-------- Given entries

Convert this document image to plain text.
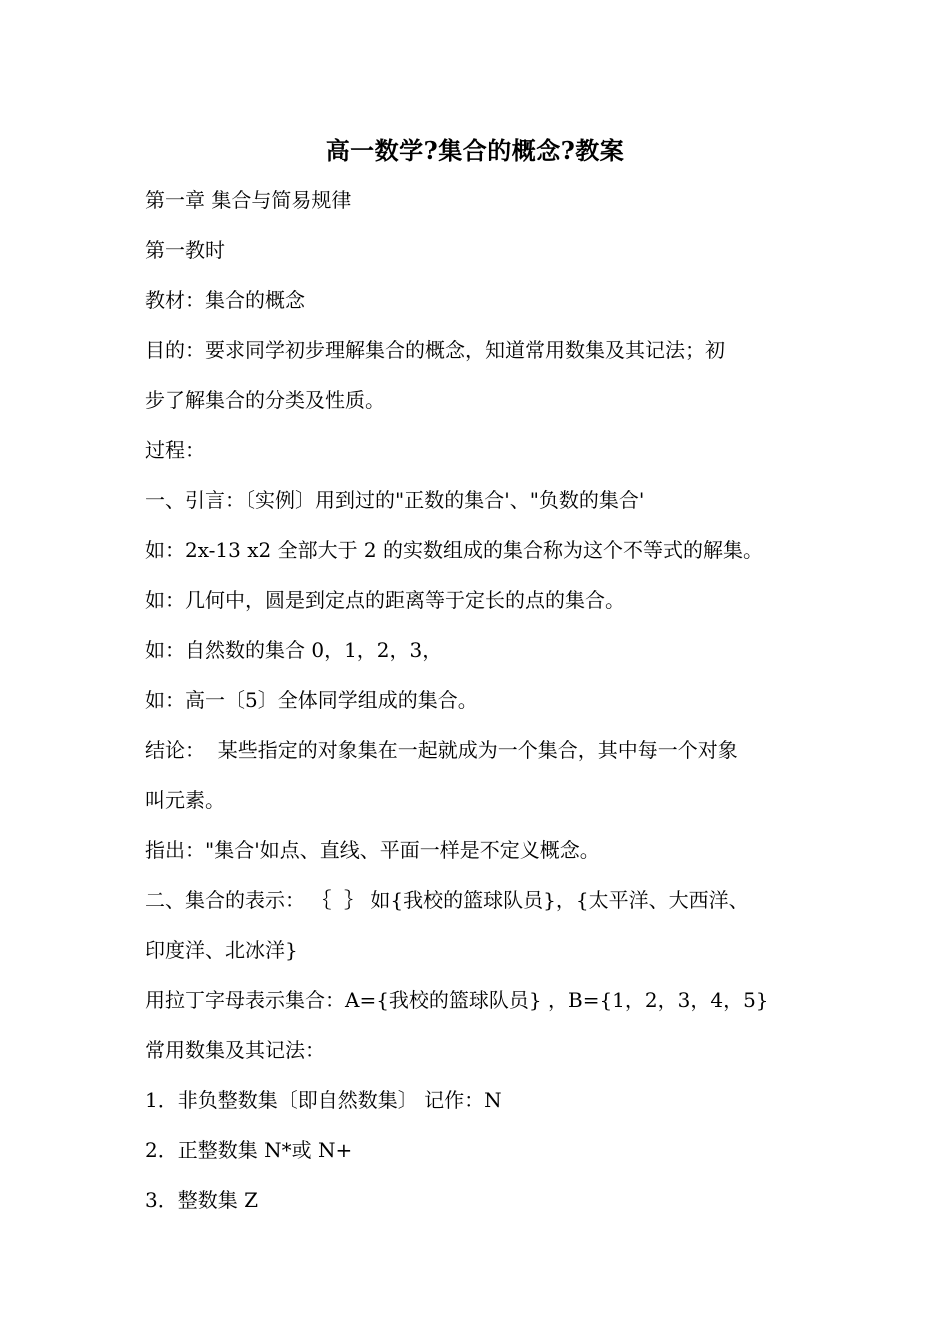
高一数学?集合的概念?教案
第一章 集合与简易规律
第一教时
教材：集合的概念
目的：要求同学初步理解集合的概念，知道常用数集及其记法；初
步了解集合的分类及性质。
过程：
一、引言：〔实例〕用到过的"正数的集合'、"负数的集合'
如：2x-13 x2 全部大于 2 的实数组成的集合称为这个不等式的解集。
如：几何中，圆是到定点的距离等于定长的点的集合。
如：自然数的集合 0，1，2，3，
如：高一〔5〕全体同学组成的集合。
结论：  某些指定的对象集在一起就成为一个集合，其中每一个对象
叫元素。
指出："集合'如点、直线、平面一样是不定义概念。
二、集合的表示： ｛  ｝ 如{我校的篮球队员}，{太平洋、大西洋、
印度洋、北冰洋}
用拉丁字母表示集合：A={我校的篮球队员} ，B={1，2，3，4，5}
常用数集及其记法：
1．非负整数集〔即自然数集〕 记作：N
2．正整数集 N*或 N+
3．整数集 Z
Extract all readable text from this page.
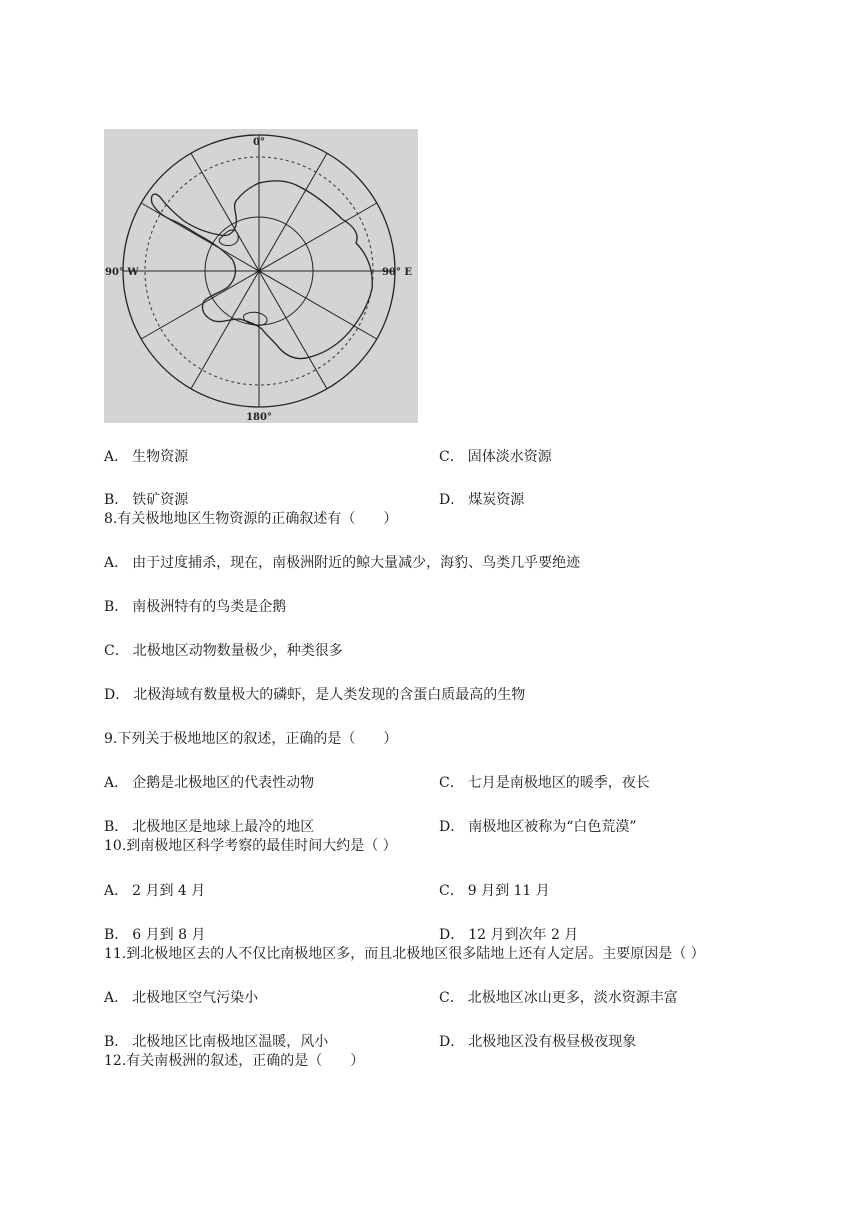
0°
180°
90° W	90° E
A． 生物资源	C． 固体淡水资源
B． 铁矿资源	D． 煤炭资源
8.有关极地地区生物资源的正确叙述有（　　）
A． 由于过度捕杀，现在，南极洲附近的鲸大量减少，海豹、鸟类几乎要绝迹
B． 南极洲特有的鸟类是企鹅
C． 北极地区动物数量极少，种类很多
D． 北极海域有数量极大的磷虾，是人类发现的含蛋白质最高的生物
9.下列关于极地地区的叙述，正确的是（　　）
A． 企鹅是北极地区的代表性动物	C． 七月是南极地区的暖季，夜长
B． 北极地区是地球上最冷的地区	D． 南极地区被称为“白色荒漠”
10.到南极地区科学考察的最佳时间大约是（ ）
A． 2 月到 4 月	C． 9 月到 11 月
B． 6 月到 8 月	D． 12 月到次年 2 月
11.到北极地区去的人不仅比南极地区多，而且北极地区很多陆地上还有人定居。主要原因是（ ）
A． 北极地区空气污染小	C． 北极地区冰山更多，淡水资源丰富
B． 北极地区比南极地区温暖，风小	D． 北极地区没有极昼极夜现象
12.有关南极洲的叙述，正确的是（　　）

----------------

### What the task asks:
Take the listing and print it again exactly, but without any pictures.

### Answer to this problem:
Convert this document image to plain text.
高一数学?集合的概念?教案
第一章 集合与简易规律
第一教时
教材：集合的概念
目的：要求同学初步理解集合的概念，知道常用数集及其记法；初
步了解集合的分类及性质。
过程：
一、引言：〔实例〕用到过的"正数的集合'、"负数的集合'
如：2x-13 x2 全部大于 2 的实数组成的集合称为这个不等式的解集。
如：几何中，圆是到定点的距离等于定长的点的集合。
如：自然数的集合 0，1，2，3，
如：高一〔5〕全体同学组成的集合。
结论：  某些指定的对象集在一起就成为一个集合，其中每一个对象
叫元素。
指出："集合'如点、直线、平面一样是不定义概念。
二、集合的表示： ｛  ｝ 如{我校的篮球队员}，{太平洋、大西洋、
印度洋、北冰洋}
用拉丁字母表示集合：A={我校的篮球队员} ，B={1，2，3，4，5}
常用数集及其记法：
1．非负整数集〔即自然数集〕 记作：N
2．正整数集 N*或 N+
3．整数集 Z
Extract all readable text from this page.
0°
180°
90° W	90° E
A． 生物资源	C． 固体淡水资源
B． 铁矿资源	D． 煤炭资源
8.有关极地地区生物资源的正确叙述有（　　）
A． 由于过度捕杀，现在，南极洲附近的鲸大量减少，海豹、鸟类几乎要绝迹
B． 南极洲特有的鸟类是企鹅
C． 北极地区动物数量极少，种类很多
D． 北极海域有数量极大的磷虾，是人类发现的含蛋白质最高的生物
9.下列关于极地地区的叙述，正确的是（　　）
A． 企鹅是北极地区的代表性动物	C． 七月是南极地区的暖季，夜长
B． 北极地区是地球上最冷的地区	D． 南极地区被称为“白色荒漠”
10.到南极地区科学考察的最佳时间大约是（ ）
A． 2 月到 4 月	C． 9 月到 11 月
B． 6 月到 8 月	D． 12 月到次年 2 月
11.到北极地区去的人不仅比南极地区多，而且北极地区很多陆地上还有人定居。主要原因是（ ）
A． 北极地区空气污染小	C． 北极地区冰山更多，淡水资源丰富
B． 北极地区比南极地区温暖，风小	D． 北极地区没有极昼极夜现象
12.有关南极洲的叙述，正确的是（　　）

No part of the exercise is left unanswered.